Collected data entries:
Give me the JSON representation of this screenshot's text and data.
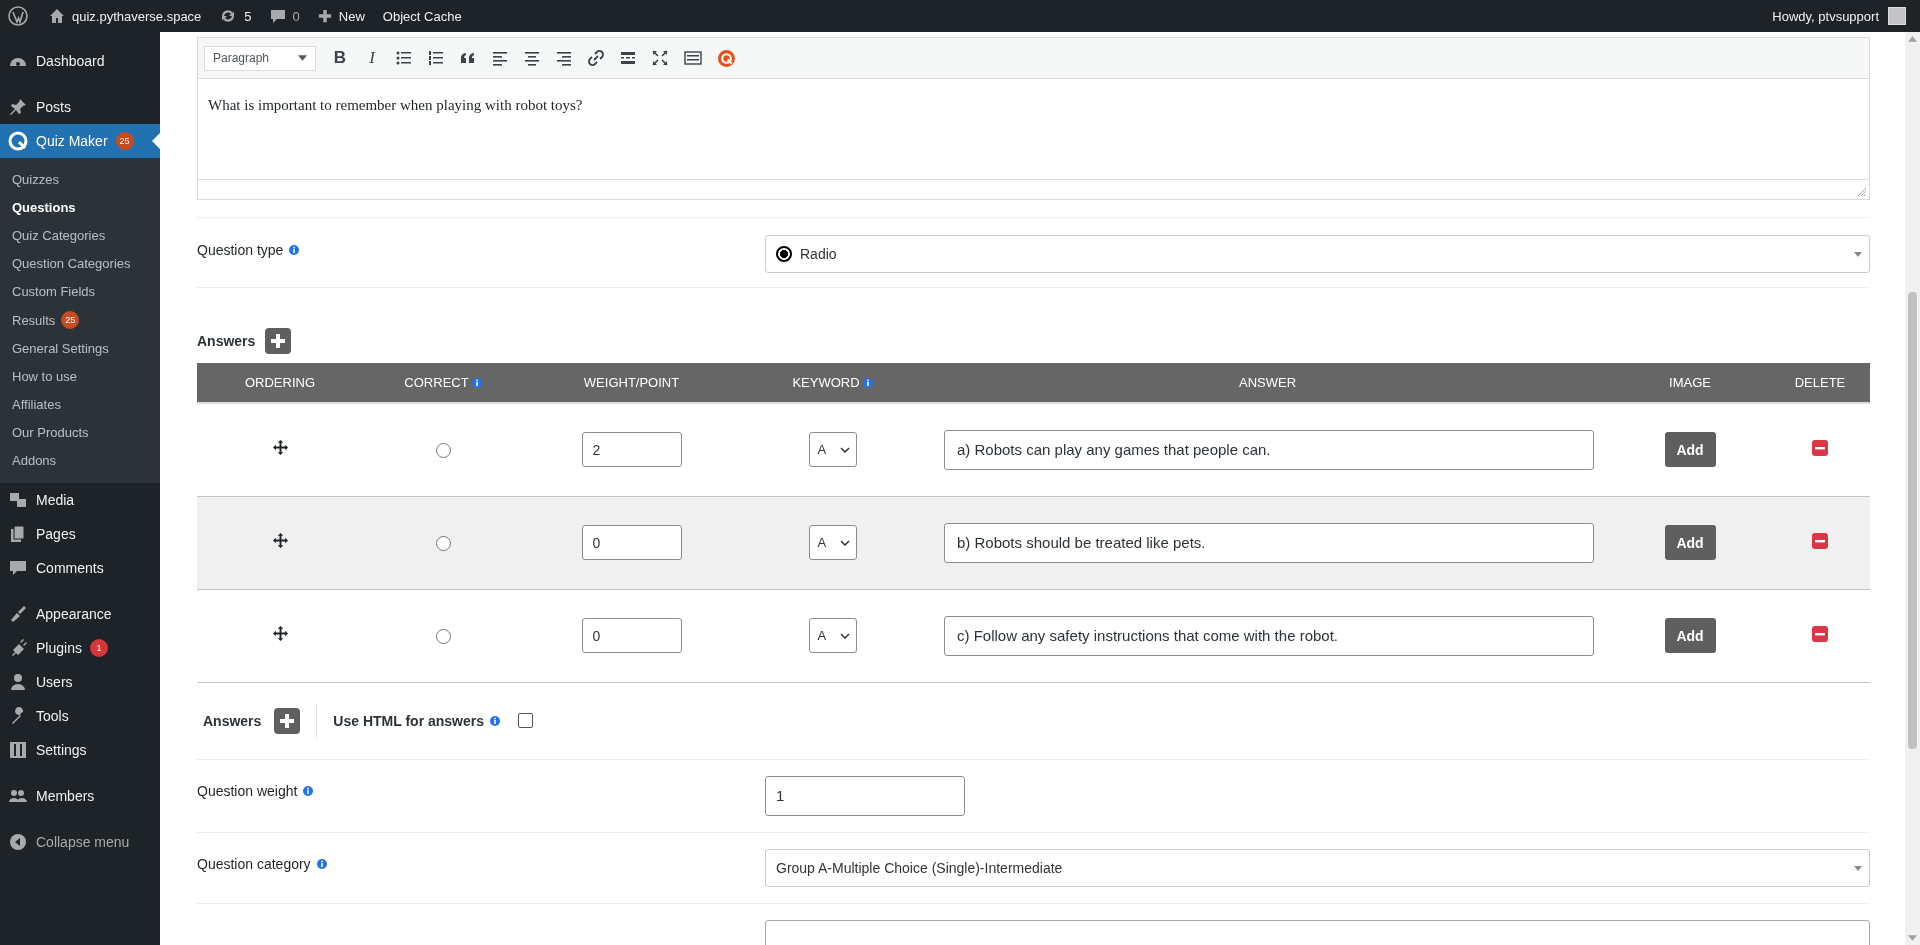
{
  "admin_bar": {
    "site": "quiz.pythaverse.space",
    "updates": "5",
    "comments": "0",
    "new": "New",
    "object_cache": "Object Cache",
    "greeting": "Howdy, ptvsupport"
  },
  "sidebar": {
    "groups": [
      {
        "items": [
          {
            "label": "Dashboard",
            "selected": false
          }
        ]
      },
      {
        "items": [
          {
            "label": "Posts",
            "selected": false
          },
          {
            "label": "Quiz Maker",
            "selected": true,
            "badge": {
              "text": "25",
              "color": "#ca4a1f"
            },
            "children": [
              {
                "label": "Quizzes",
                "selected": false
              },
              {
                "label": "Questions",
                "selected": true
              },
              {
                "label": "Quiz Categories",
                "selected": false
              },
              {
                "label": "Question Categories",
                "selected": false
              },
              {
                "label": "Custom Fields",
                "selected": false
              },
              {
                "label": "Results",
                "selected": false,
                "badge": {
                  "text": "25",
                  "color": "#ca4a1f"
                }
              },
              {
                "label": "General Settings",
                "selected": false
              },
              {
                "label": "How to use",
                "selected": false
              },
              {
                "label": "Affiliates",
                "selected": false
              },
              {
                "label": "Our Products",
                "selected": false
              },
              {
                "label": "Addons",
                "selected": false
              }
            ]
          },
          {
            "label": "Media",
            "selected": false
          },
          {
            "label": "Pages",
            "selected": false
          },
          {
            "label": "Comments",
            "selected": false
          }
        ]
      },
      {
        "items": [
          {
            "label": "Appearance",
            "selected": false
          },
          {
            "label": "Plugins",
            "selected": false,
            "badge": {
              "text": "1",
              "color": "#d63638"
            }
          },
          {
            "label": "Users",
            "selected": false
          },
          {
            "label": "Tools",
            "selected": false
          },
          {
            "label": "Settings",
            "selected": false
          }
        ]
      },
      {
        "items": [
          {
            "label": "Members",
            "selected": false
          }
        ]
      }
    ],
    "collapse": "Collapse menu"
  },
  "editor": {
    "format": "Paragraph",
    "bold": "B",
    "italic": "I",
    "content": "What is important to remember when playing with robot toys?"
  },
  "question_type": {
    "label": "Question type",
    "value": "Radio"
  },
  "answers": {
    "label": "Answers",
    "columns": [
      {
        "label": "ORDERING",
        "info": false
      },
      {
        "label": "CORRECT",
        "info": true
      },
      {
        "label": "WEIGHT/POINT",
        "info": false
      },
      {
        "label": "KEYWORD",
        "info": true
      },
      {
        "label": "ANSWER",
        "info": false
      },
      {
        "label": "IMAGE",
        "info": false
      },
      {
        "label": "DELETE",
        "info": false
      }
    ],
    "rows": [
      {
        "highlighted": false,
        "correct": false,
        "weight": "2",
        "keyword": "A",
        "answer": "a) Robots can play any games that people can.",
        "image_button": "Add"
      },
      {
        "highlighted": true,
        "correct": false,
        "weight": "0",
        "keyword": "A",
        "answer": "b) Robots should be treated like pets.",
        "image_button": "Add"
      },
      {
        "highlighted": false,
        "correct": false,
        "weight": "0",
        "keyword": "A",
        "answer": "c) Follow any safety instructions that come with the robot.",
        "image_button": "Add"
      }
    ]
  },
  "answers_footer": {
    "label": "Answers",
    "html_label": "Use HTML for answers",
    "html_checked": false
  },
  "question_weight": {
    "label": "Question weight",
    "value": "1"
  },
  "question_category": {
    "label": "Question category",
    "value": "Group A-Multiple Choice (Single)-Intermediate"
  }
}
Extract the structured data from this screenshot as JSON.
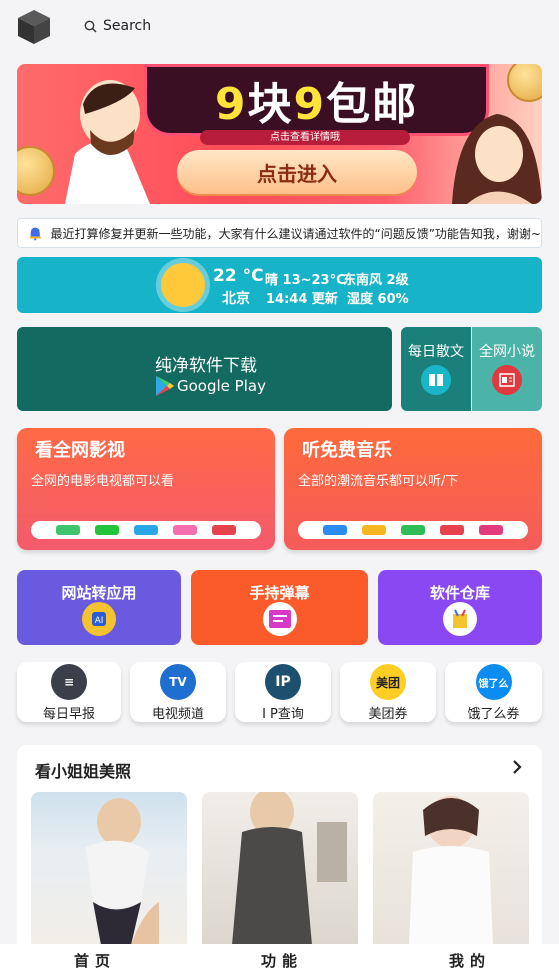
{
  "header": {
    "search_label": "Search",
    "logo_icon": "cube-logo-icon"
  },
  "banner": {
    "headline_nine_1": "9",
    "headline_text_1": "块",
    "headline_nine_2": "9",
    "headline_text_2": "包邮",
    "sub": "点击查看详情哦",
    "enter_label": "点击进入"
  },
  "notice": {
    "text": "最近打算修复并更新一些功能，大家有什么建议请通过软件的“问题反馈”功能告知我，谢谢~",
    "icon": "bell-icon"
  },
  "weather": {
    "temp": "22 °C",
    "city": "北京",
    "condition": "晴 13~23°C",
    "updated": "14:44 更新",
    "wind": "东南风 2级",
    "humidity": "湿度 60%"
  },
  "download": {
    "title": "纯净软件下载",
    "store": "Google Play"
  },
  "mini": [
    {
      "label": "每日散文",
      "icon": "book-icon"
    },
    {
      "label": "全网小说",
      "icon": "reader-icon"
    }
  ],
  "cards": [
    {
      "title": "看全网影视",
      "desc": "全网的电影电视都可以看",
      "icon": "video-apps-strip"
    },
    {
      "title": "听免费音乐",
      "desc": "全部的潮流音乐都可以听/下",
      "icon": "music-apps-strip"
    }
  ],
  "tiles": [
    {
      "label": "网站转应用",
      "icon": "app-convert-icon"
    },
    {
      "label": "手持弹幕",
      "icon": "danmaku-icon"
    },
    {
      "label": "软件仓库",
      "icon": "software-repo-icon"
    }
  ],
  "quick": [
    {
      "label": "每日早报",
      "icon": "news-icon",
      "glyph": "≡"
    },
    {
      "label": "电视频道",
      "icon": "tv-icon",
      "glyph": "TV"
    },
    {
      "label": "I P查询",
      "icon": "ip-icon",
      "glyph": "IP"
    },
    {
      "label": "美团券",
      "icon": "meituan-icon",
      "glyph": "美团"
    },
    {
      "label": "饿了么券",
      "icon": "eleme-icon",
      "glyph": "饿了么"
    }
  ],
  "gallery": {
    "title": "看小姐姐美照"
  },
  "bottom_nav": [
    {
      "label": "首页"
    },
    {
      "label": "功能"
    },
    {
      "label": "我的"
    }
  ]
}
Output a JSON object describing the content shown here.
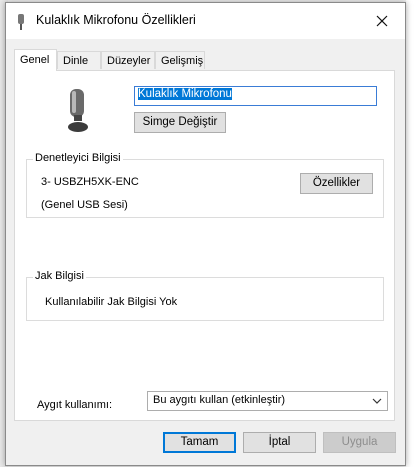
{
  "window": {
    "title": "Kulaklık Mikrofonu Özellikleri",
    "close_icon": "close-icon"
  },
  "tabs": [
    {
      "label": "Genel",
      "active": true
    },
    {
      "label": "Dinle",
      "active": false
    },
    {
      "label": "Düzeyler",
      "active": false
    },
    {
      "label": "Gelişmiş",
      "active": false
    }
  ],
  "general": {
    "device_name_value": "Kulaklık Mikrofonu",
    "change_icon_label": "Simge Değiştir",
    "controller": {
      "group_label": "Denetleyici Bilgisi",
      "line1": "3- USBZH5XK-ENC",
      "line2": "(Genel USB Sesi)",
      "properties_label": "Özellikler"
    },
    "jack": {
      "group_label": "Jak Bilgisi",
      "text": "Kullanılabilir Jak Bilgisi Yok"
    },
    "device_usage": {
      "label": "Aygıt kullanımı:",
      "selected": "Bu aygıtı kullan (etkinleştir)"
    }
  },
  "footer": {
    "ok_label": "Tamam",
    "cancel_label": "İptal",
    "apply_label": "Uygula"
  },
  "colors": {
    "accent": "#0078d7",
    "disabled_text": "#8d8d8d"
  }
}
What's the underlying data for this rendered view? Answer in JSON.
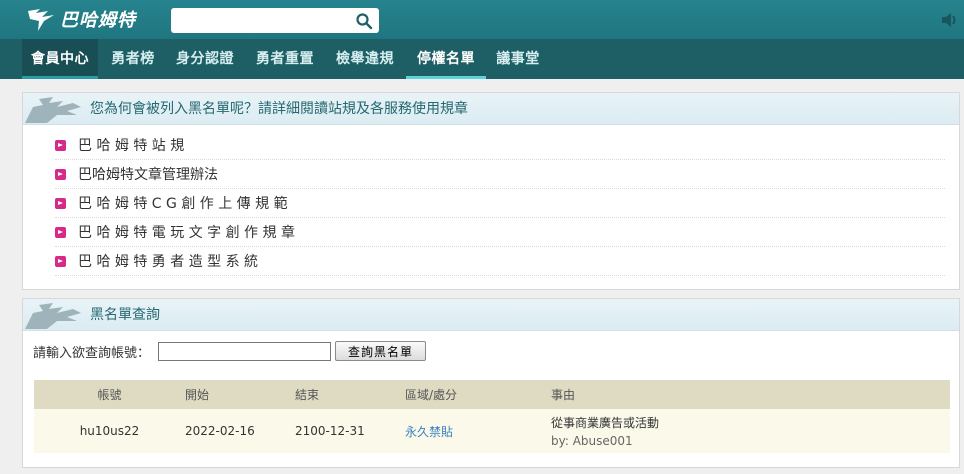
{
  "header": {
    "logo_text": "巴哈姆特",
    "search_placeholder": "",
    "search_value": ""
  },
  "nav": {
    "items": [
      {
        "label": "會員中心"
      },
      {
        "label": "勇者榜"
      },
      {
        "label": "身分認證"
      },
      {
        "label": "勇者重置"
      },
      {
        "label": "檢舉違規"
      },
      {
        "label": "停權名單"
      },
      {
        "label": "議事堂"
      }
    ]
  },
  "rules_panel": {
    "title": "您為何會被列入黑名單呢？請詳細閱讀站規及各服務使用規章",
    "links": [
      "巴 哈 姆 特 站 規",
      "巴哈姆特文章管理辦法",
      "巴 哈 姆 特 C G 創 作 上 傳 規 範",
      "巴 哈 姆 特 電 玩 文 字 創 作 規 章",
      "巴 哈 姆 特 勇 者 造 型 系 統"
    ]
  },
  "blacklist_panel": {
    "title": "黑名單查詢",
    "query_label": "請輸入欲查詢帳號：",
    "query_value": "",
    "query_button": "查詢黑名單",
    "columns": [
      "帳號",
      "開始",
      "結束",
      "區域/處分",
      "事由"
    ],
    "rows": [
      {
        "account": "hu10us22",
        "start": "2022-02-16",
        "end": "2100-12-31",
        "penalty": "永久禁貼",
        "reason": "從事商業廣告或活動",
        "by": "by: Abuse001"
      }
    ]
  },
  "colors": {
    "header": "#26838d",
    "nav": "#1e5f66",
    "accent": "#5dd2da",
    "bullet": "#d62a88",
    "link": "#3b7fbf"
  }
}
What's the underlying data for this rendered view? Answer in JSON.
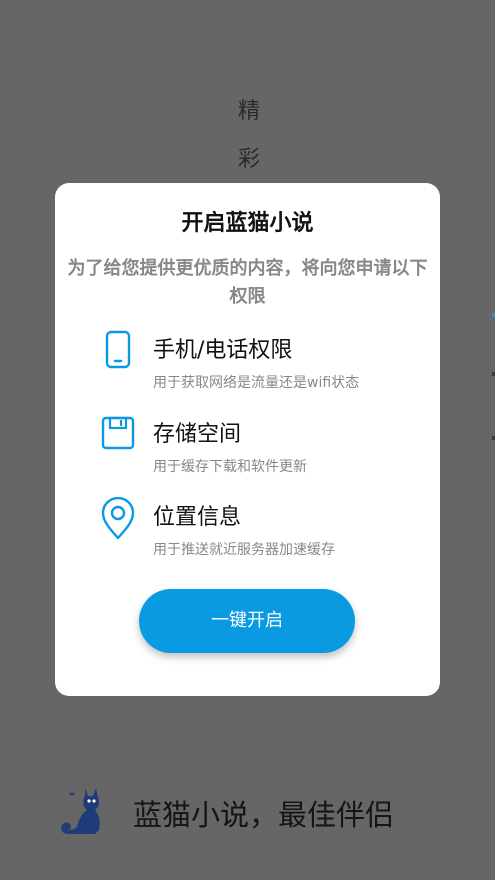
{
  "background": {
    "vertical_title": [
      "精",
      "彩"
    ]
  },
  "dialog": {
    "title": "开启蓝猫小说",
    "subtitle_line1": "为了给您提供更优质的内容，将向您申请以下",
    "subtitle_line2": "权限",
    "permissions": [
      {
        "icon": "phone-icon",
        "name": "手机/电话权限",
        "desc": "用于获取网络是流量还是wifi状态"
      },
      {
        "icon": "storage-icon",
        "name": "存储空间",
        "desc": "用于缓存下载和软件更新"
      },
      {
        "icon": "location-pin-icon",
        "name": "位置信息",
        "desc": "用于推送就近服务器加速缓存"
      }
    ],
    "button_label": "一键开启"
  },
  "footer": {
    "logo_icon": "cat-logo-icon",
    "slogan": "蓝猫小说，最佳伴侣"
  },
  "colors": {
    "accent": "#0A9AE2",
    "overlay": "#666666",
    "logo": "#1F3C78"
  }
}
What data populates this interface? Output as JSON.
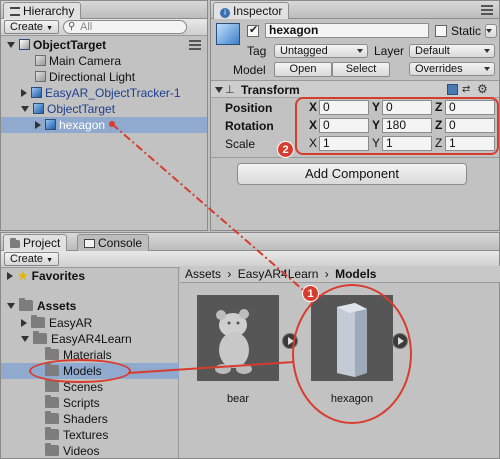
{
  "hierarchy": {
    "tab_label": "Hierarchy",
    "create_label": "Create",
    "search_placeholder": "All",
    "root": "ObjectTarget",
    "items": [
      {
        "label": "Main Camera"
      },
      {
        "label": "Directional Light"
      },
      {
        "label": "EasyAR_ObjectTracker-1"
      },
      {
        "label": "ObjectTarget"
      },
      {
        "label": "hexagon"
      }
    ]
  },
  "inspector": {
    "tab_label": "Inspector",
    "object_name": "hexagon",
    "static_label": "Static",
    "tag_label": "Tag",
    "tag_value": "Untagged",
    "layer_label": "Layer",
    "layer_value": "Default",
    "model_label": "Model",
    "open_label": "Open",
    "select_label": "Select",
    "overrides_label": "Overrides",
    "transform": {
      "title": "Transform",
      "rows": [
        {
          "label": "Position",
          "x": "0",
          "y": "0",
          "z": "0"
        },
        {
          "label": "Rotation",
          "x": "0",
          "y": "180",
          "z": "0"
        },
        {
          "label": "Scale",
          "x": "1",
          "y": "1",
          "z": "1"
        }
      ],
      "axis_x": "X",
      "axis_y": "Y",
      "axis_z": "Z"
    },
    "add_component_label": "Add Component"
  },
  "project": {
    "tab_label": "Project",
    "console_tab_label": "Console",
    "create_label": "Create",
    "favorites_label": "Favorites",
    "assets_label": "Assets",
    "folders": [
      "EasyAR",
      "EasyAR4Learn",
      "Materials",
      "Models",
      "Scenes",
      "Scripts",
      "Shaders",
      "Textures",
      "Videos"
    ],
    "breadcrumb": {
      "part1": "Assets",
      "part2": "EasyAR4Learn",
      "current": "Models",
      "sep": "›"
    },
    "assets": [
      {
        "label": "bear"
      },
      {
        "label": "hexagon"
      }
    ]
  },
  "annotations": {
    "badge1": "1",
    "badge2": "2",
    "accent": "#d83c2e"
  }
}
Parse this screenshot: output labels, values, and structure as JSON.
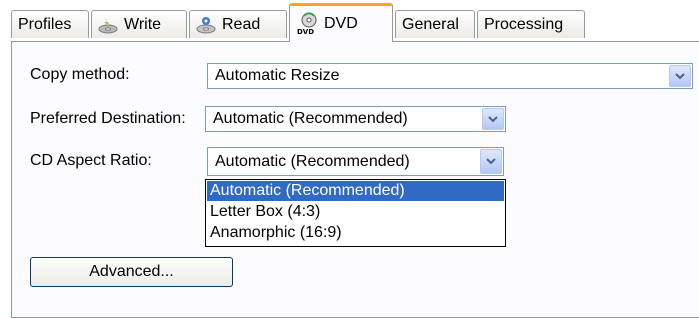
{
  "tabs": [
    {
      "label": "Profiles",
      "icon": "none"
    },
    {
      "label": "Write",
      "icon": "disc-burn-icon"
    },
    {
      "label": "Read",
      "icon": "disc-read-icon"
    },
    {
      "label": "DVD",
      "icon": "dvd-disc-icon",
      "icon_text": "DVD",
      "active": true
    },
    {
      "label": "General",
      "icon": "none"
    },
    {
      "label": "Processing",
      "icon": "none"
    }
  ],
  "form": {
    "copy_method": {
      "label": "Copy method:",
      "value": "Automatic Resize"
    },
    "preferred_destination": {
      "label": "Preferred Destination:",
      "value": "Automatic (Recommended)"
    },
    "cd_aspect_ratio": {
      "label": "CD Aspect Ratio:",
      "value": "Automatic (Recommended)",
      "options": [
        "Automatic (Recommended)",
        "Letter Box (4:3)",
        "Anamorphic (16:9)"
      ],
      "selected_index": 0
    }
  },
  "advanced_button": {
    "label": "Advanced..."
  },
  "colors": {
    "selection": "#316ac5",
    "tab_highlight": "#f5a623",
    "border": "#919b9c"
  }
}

◆ GIVEN TASK:
Using the listing, collect all lines in which the string "apps" is found.

◆ SOLUTION TO THIS EXERCISE:
      "icon": "video-apps-strip"
      "icon": "music-apps-strip"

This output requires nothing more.